Aim – Among the records that follow, count the lines with the string "listopadu"; report only that count.

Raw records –
-.-.-
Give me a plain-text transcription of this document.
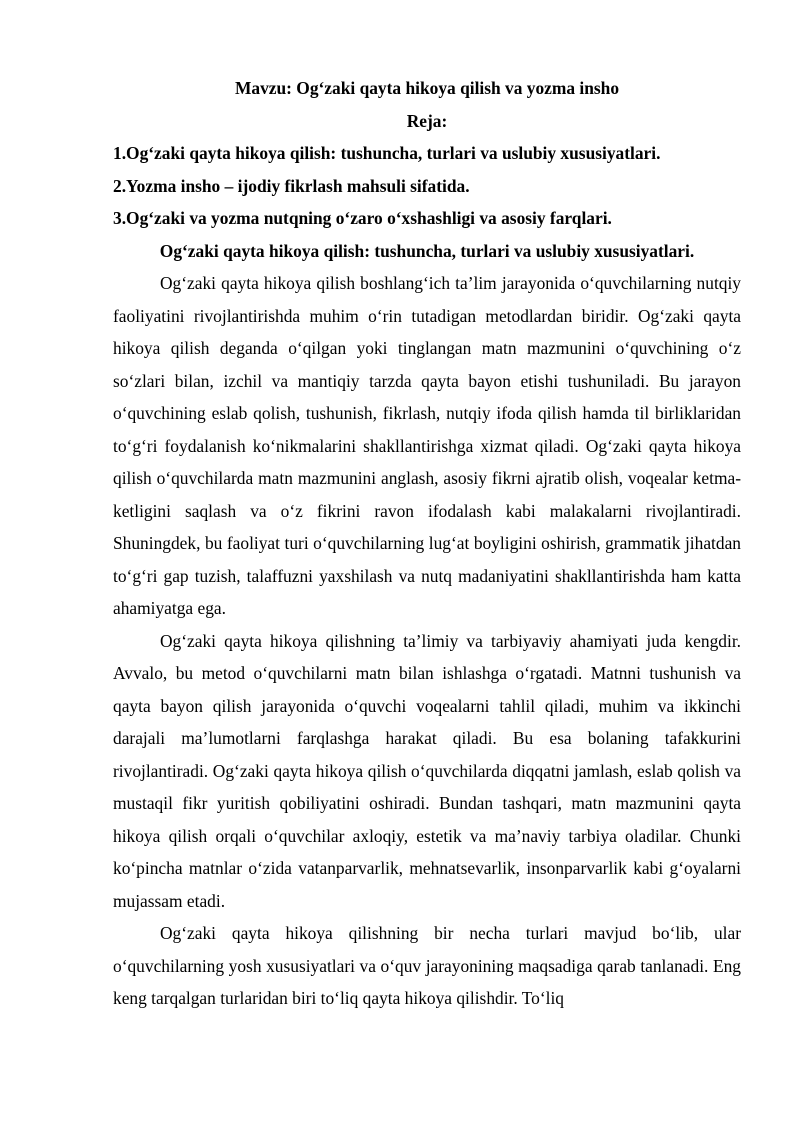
Mavzu: Og‘zaki qayta hikoya qilish va yozma insho

Reja:

1.Og‘zaki qayta hikoya qilish: tushuncha, turlari va uslubiy xususiyatlari.

2.Yozma insho – ijodiy fikrlash mahsuli sifatida.

3.Og‘zaki va yozma nutqning o‘zaro o‘xshashligi va asosiy farqlari.

Og‘zaki qayta hikoya qilish: tushuncha, turlari va uslubiy xususiyatlari.

Og‘zaki qayta hikoya qilish boshlang‘ich ta’lim jarayonida o‘quvchilarning nutqiy faoliyatini rivojlantirishda muhim o‘rin tutadigan metodlardan biridir. Og‘zaki qayta hikoya qilish deganda o‘qilgan yoki tinglangan matn mazmunini o‘quvchining o‘z so‘zlari bilan, izchil va mantiqiy tarzda qayta bayon etishi tushuniladi. Bu jarayon o‘quvchining eslab qolish, tushunish, fikrlash, nutqiy ifoda qilish hamda til birliklaridan to‘g‘ri foydalanish ko‘nikmalarini shakllantirishga xizmat qiladi. Og‘zaki qayta hikoya qilish o‘quvchilarda matn mazmunini anglash, asosiy fikrni ajratib olish, voqealar ketma-ketligini saqlash va o‘z fikrini ravon ifodalash kabi malakalarni rivojlantiradi. Shuningdek, bu faoliyat turi o‘quvchilarning lug‘at boyligini oshirish, grammatik jihatdan to‘g‘ri gap tuzish, talaffuzni yaxshilash va nutq madaniyatini shakllantirishda ham katta ahamiyatga ega.

Og‘zaki qayta hikoya qilishning ta’limiy va tarbiyaviy ahamiyati juda kengdir. Avvalo, bu metod o‘quvchilarni matn bilan ishlashga o‘rgatadi. Matnni tushunish va qayta bayon qilish jarayonida o‘quvchi voqealarni tahlil qiladi, muhim va ikkinchi darajali ma’lumotlarni farqlashga harakat qiladi. Bu esa bolaning tafakkurini rivojlantiradi. Og‘zaki qayta hikoya qilish o‘quvchilarda diqqatni jamlash, eslab qolish va mustaqil fikr yuritish qobiliyatini oshiradi. Bundan tashqari, matn mazmunini qayta hikoya qilish orqali o‘quvchilar axloqiy, estetik va ma’naviy tarbiya oladilar. Chunki ko‘pincha matnlar o‘zida vatanparvarlik, mehnatsevarlik, insonparvarlik kabi g‘oyalarni mujassam etadi.

Og‘zaki qayta hikoya qilishning bir necha turlari mavjud bo‘lib, ular o‘quvchilarning yosh xususiyatlari va o‘quv jarayonining maqsadiga qarab tanlanadi. Eng keng tarqalgan turlaridan biri to‘liq qayta hikoya qilishdir. To‘liq
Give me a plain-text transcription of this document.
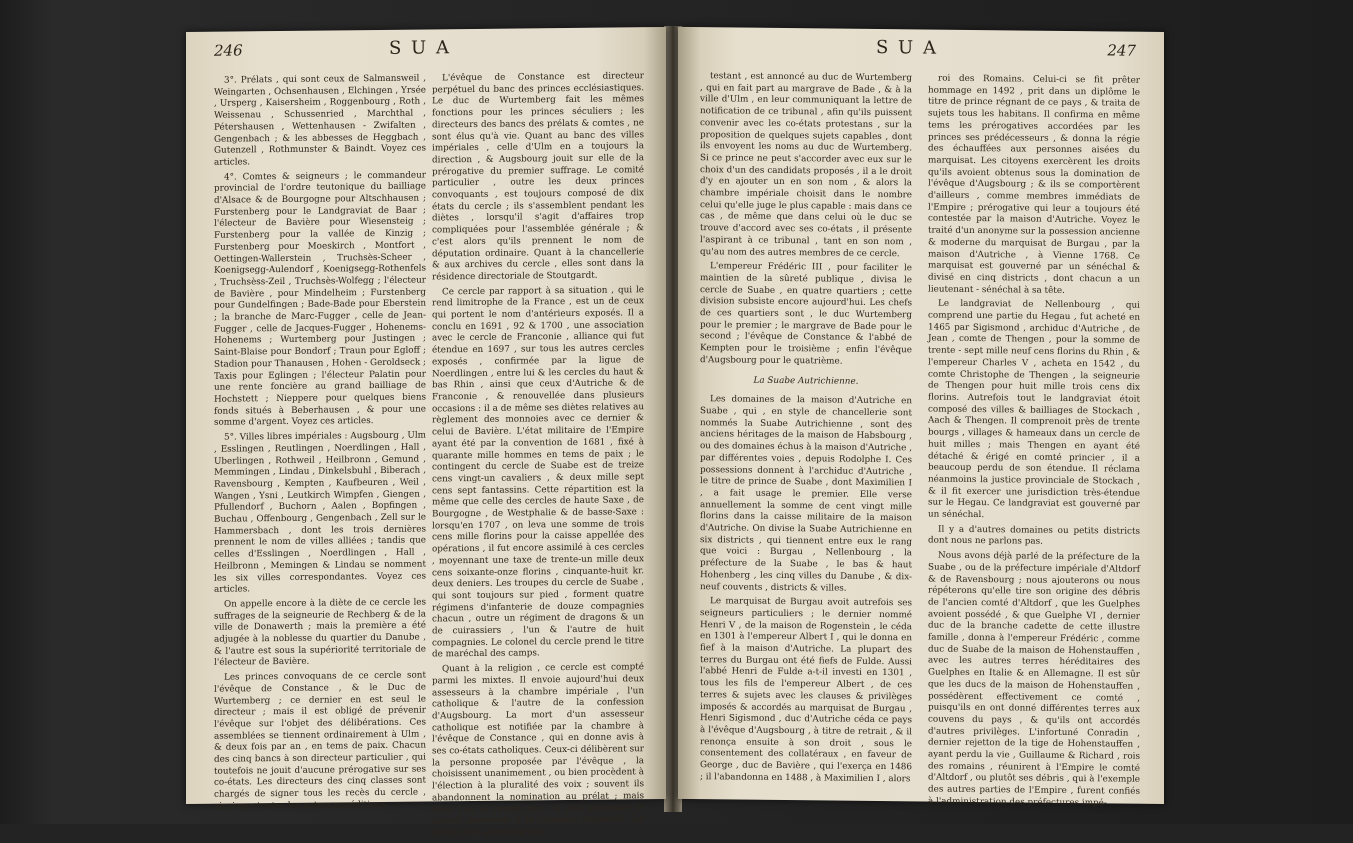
246	S U A

3°. Prélats , qui sont ceux de Salmansweil , Weingarten , Ochsenhausen , Elchingen , Yrsée , Ursperg , Kaisersheim , Roggenbourg , Roth , Weissenau , Schussenried , Marchthal , Pétershausen , Wettenhausen - Zwifalten , Gengenbach ; & les abbesses de Heggbach , Gutenzell , Rothmunster & Baindt. Voyez ces articles.

4°. Comtes & seigneurs ; le commandeur provincial de l'ordre teutonique du bailliage d'Alsace & de Bourgogne pour Altschhausen ; Furstenberg pour le Landgraviat de Baar ; l'électeur de Bavière pour Wiesensteig ; Furstenberg pour la vallée de Kinzig ; Furstenberg pour Moeskirch , Montfort , Oettingen-Wallerstein , Truchsès-Scheer , Koenigsegg-Aulendorf , Koenigsegg-Rothenfels , Truchsèss-Zeil , Truchsès-Wolfegg ; l'électeur de Bavière , pour Mindelheim ; Furstenberg pour Gundelfingen ; Bade-Bade pour Eberstein ; la branche de Marc-Fugger , celle de Jean-Fugger , celle de Jacques-Fugger , Hohenems-Hohenems ; Wurtemberg pour Justingen ; Saint-Blaise pour Bondorf ; Traun pour Egloff ; Stadion pour Thanausen , Hohen - Geroldseck ; Taxis pour Eglingen ; l'électeur Palatin pour une rente foncière au grand bailliage de Hochstett ; Nieppere pour quelques biens fonds situés à Beberhausen , & pour une somme d'argent. Voyez ces articles.

5°. Villes libres impériales : Augsbourg , Ulm , Esslingen , Reutlingen , Noerdlingen , Hall , Uberlingen , Rothweil , Heilbronn , Gemund , Memmingen , Lindau , Dinkelsbuhl , Biberach , Ravensbourg , Kempten , Kaufbeuren , Weil , Wangen , Ysni , Leutkirch Wimpfen , Giengen , Pfullendorf , Buchorn , Aalen , Bopfingen , Buchau , Offenbourg , Gengenbach , Zell sur le Hammersbach , dont les trois dernières prennent le nom de villes alliées ; tandis que celles d'Esslingen , Noerdlingen , Hall , Heilbronn , Memingen & Lindau se nomment les six villes correspondantes. Voyez ces articles.

On appelle encore à la diète de ce cercle les suffrages de la seigneurie de Rechberg & de la ville de Donawerth ; mais la première a été adjugée à la noblesse du quartier du Danube , & l'autre est sous la supériorité territoriale de l'électeur de Bavière.

Les princes convoquans de ce cercle sont l'évêque de Constance , & le Duc de Wurtemberg ; ce dernier en est seul le directeur ; mais il est obligé de prévenir l'évêque sur l'objet des délibérations. Ces assemblées se tiennent ordinairement à Ulm , & deux fois par an , en tems de paix. Chacun des cinq bancs à son directeur particulier , qui toutefois ne jouit d'aucune prérogative sur ses co-états. Les directeurs des cinq classes sont chargés de signer tous les recès du cercle , ainsi que toutes les autres expéditions.

L'évêque de Constance est directeur perpétuel du banc des princes ecclésiastiques. Le duc de Wurtemberg fait les mêmes fonctions pour les princes séculiers ; les directeurs des bancs des prélats & comtes , ne sont élus qu'à vie. Quant au banc des villes impériales , celle d'Ulm en a toujours la direction , & Augsbourg jouit sur elle de la prérogative du premier suffrage. Le comité particulier , outre les deux princes convoquants , est toujours composé de dix états du cercle ; ils s'assemblent pendant les diètes , lorsqu'il s'agit d'affaires trop compliquées pour l'assemblée générale ; & c'est alors qu'ils prennent le nom de députation ordinaire. Quant à la chancellerie & aux archives du cercle , elles sont dans la résidence directoriale de Stoutgardt.

Ce cercle par rapport à sa situation , qui le rend limitrophe de la France , est un de ceux qui portent le nom d'antérieurs exposés. Il a conclu en 1691 , 92 & 1700 , une association avec le cercle de Franconie , alliance qui fut étendue en 1697 , sur tous les autres cercles exposés , confirmée par la ligue de Noerdlingen , entre lui & les cercles du haut & bas Rhin , ainsi que ceux d'Autriche & de Franconie , & renouvellée dans plusieurs occasions : il a de même ses diètes relatives au règlement des monnoies avec ce dernier & celui de Bavière. L'état militaire de l'Empire ayant été par la convention de 1681 , fixé à quarante mille hommes en tems de paix ; le contingent du cercle de Suabe est de treize cens vingt-un cavaliers , & deux mille sept cens sept fantassins. Cette répartition est la même que celle des cercles de haute Saxe , de Bourgogne , de Westphalie & de basse-Saxe : lorsqu'en 1707 , on leva une somme de trois cens mille florins pour la caisse appellée des opérations , il fut encore assimilé à ces cercles , moyennant une taxe de trente-un mille deux cens soixante-onze florins , cinquante-huit kr. deux deniers. Les troupes du cercle de Suabe , qui sont toujours sur pied , forment quatre régimens d'infanterie de douze compagnies chacun , outre un régiment de dragons & un de cuirassiers , l'un & l'autre de huit compagnies. Le colonel du cercle prend le titre de maréchal des camps.

Quant à la religion , ce cercle est compté parmi les mixtes. Il envoie aujourd'hui deux assesseurs à la chambre impériale , l'un catholique & l'autre de la confession d'Augsbourg. La mort d'un assesseur catholique est notifiée par la chambre à l'évêque de Constance , qui en donne avis à ses co-états catholiques. Ceux-ci délibèrent sur la personne proposée par l'évêque , la choisissent unanimement , ou bien procèdent à l'élection à la pluralité des voix ; souvent ils abandonnent la nomination au prélat ; mais dans l'un & l'autre cas , il doit présenter le nouvel assesseur à la chambre impériale. Le décès d'un assesseur pro-

S U A	247

testant , est annoncé au duc de Wurtemberg , qui en fait part au margrave de Bade , & à la ville d'Ulm , en leur communiquant la lettre de notification de ce tribunal , afin qu'ils puissent convenir avec les co-états protestans , sur la proposition de quelques sujets capables , dont ils envoyent les noms au duc de Wurtemberg. Si ce prince ne peut s'accorder avec eux sur le choix d'un des candidats proposés , il a le droit d'y en ajouter un en son nom , & alors la chambre impériale choisit dans le nombre celui qu'elle juge le plus capable : mais dans ce cas , de même que dans celui où le duc se trouve d'accord avec ses co-états , il présente l'aspirant à ce tribunal , tant en son nom , qu'au nom des autres membres de ce cercle.

L'empereur Frédéric III , pour faciliter le maintien de la sûreté publique , divisa le cercle de Suabe , en quatre quartiers ; cette division subsiste encore aujourd'hui. Les chefs de ces quartiers sont , le duc Wurtemberg pour le premier ; le margrave de Bade pour le second ; l'évêque de Constance & l'abbé de Kempten pour le troisième ; enfin l'évêque d'Augsbourg pour le quatrième.

La Suabe Autrichienne.

Les domaines de la maison d'Autriche en Suabe , qui , en style de chancellerie sont nommés la Suabe Autrichienne , sont des anciens héritages de la maison de Habsbourg , ou des domaines échus à la maison d'Autriche , par différentes voies , depuis Rodolphe I. Ces possessions donnent à l'archiduc d'Autriche , le titre de prince de Suabe , dont Maximilien I , a fait usage le premier. Elle verse annuellement la somme de cent vingt mille florins dans la caisse militaire de la maison d'Autriche. On divise la Suabe Autrichienne en six districts , qui tiennent entre eux le rang que voici : Burgau , Nellenbourg , la préfecture de la Suabe , le bas & haut Hohenberg , les cinq villes du Danube , & dix-neuf couvents , districts & villes.

Le marquisat de Burgau avoit autrefois ses seigneurs particuliers ; le dernier nommé Henri V , de la maison de Rogenstein , le céda en 1301 à l'empereur Albert I , qui le donna en fief à la maison d'Autriche. La plupart des terres du Burgau ont été fiefs de Fulde. Aussi l'abbé Henri de Fulde a-t-il investi en 1301 , tous les fils de l'empereur Albert , de ces terres & sujets avec les clauses & privilèges imposés & accordés au marquisat de Burgau , Henri Sigismond , duc d'Autriche céda ce pays à l'évêque d'Augsbourg , à titre de retrait , & il renonça ensuite à son droit , sous le consentement des collatéraux , en faveur de George , duc de Bavière , qui l'exerça en 1486 ; il l'abandonna en 1488 , à Maximilien I , alors

roi des Romains. Celui-ci se fit prêter hommage en 1492 , prit dans un diplôme le titre de prince régnant de ce pays , & traita de sujets tous les habitans. Il confirma en même tems les prérogatives accordées par les princes ses prédécesseurs , & donna la régie des échauffées aux personnes aisées du marquisat. Les citoyens exercèrent les droits qu'ils avoient obtenus sous la domination de l'évêque d'Augsbourg ; & ils se comportèrent d'ailleurs , comme membres immédiats de l'Empire ; prérogative qui leur a toujours été contestée par la maison d'Autriche. Voyez le traité d'un anonyme sur la possession ancienne & moderne du marquisat de Burgau , par la maison d'Autriche , à Vienne 1768. Ce marquisat est gouverné par un sénéchal & divisé en cinq districts , dont chacun a un lieutenant - sénéchal à sa tête.

Le landgraviat de Nellenbourg , qui comprend une partie du Hegau , fut acheté en 1465 par Sigismond , archiduc d'Autriche , de Jean , comte de Thengen , pour la somme de trente - sept mille neuf cens florins du Rhin , & l'empereur Charles V , acheta en 1542 , du comte Christophe de Thengen , la seigneurie de Thengen pour huit mille trois cens dix florins. Autrefois tout le landgraviat étoit composé des villes & bailliages de Stockach , Aach & Thengen. Il comprenoit près de trente bourgs , villages & hameaux dans un cercle de huit milles ; mais Thengen en ayant été détaché & érigé en comté princier , il a beaucoup perdu de son étendue. Il réclama néanmoins la justice provinciale de Stockach , & il fit exercer une jurisdiction très-étendue sur le Hegau. Ce landgraviat est gouverné par un sénéchal.

Il y a d'autres domaines ou petits districts dont nous ne parlons pas.

Nous avons déjà parlé de la préfecture de la Suabe , ou de la préfecture impériale d'Altdorf & de Ravensbourg ; nous ajouterons ou nous répéterons qu'elle tire son origine des débris de l'ancien comté d'Altdorf , que les Guelphes avoient possédé , & que Guelphe VI , dernier duc de la branche cadette de cette illustre famille , donna à l'empereur Frédéric , comme duc de Suabe de la maison de Hohenstauffen , avec les autres terres héréditaires des Guelphes en Italie & en Allemagne. Il est sûr que les ducs de la maison de Hohenstauffen , possédèrent effectivement ce comté , puisqu'ils en ont donné différentes terres aux couvens du pays , & qu'ils ont accordés d'autres privilèges. L'infortuné Conradin , dernier rejetton de la tige de Hohenstauffen , ayant perdu la vie , Guillaume & Richard , rois des romains , réunirent à l'Empire le comté d'Altdorf , ou plutôt ses débris , qui à l'exemple des autres parties de l'Empire , furent confiés à l'administration des préfectures impé-
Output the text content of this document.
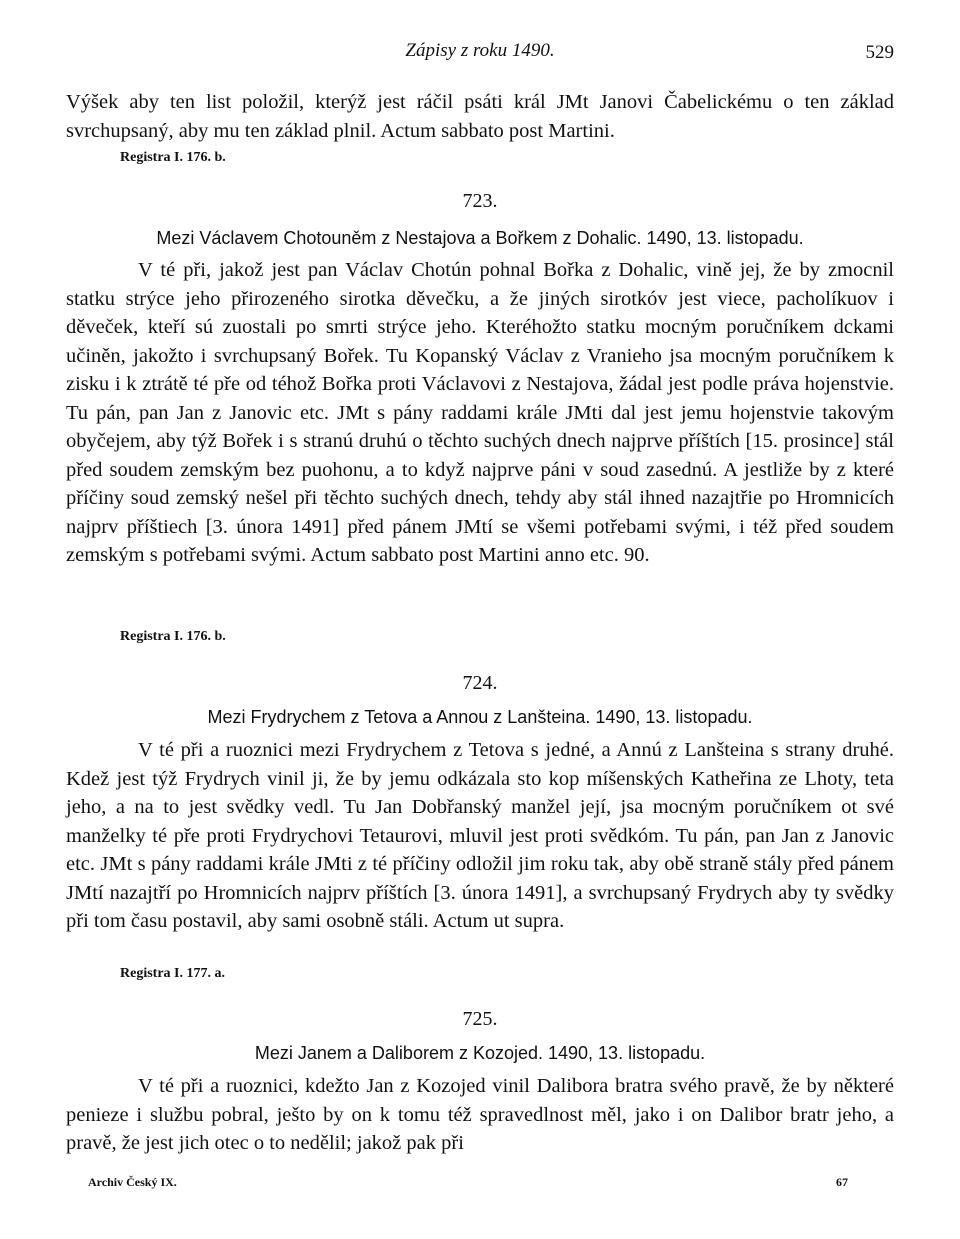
Zápisy z roku 1490.	529
Výšek aby ten list položil, kterýž jest ráčil psáti král JMt Janovi Čabelickému o ten základ svrchupsaný, aby mu ten základ plnil. Actum sabbato post Martini.
Registra I. 176. b.
723.
Mezi Václavem Chotouněm z Nestajova a Bořkem z Dohalic. 1490, 13. listopadu.
V té při, jakož jest pan Václav Chotún pohnal Bořka z Dohalic, vině jej, že by zmocnil statku strýce jeho přirozeného sirotka děvečku, a že jiných sirotkóv jest viece, pacholíkuov i děveček, kteří sú zuostali po smrti strýce jeho. Kteréhožto statku mocným poručníkem dckami učiněn, jakožto i svrchupsaný Bořek. Tu Kopanský Václav z Vranieho jsa mocným poručníkem k zisku i k ztrátě té pře od téhož Bořka proti Václavovi z Nestajova, žádal jest podle práva hojenstvie. Tu pán, pan Jan z Janovic etc. JMt s pány raddami krále JMti dal jest jemu hojenstvie takovým obyčejem, aby týž Bořek i s stranú druhú o těchto suchých dnech najprve příštích [15. prosince] stál před soudem zemským bez puohonu, a to když najprve páni v soud zasednú. A jestliže by z které příčiny soud zemský nešel při těchto suchých dnech, tehdy aby stál ihned nazajtřie po Hromnicích najprv příštiech [3. února 1491] před pánem JMtí se všemi potřebami svými, i též před soudem zemským s potřebami svými. Actum sabbato post Martini anno etc. 90.
Registra I. 176. b.
724.
Mezi Frydrychem z Tetova a Annou z Lanšteina. 1490, 13. listopadu.
V té při a ruoznici mezi Frydrychem z Tetova s jedné, a Annú z Lanšteina s strany druhé. Kdež jest týž Frydrych vinil ji, že by jemu odkázala sto kop míšenských Katheřina ze Lhoty, teta jeho, a na to jest svědky vedl. Tu Jan Dobřanský manžel její, jsa mocným poručníkem ot své manželky té pře proti Frydrychovi Tetaurovi, mluvil jest proti svědkóm. Tu pán, pan Jan z Janovic etc. JMt s pány raddami krále JMti z té příčiny odložil jim roku tak, aby obě straně stály před pánem JMtí nazajtří po Hromnicích najprv příštích [3. února 1491], a svrchupsaný Frydrych aby ty svědky při tom času postavil, aby sami osobně stáli. Actum ut supra.
Registra I. 177. a.
725.
Mezi Janem a Daliborem z Kozojed. 1490, 13. listopadu.
V té při a ruoznici, kdežto Jan z Kozojed vinil Dalibora bratra svého pravě, že by některé penieze i službu pobral, ješto by on k tomu též spravedlnost měl, jako i on Dalibor bratr jeho, a pravě, že jest jich otec o to nedělil; jakož pak při
Archiv Český IX.	67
-.-.-
Right answer – 3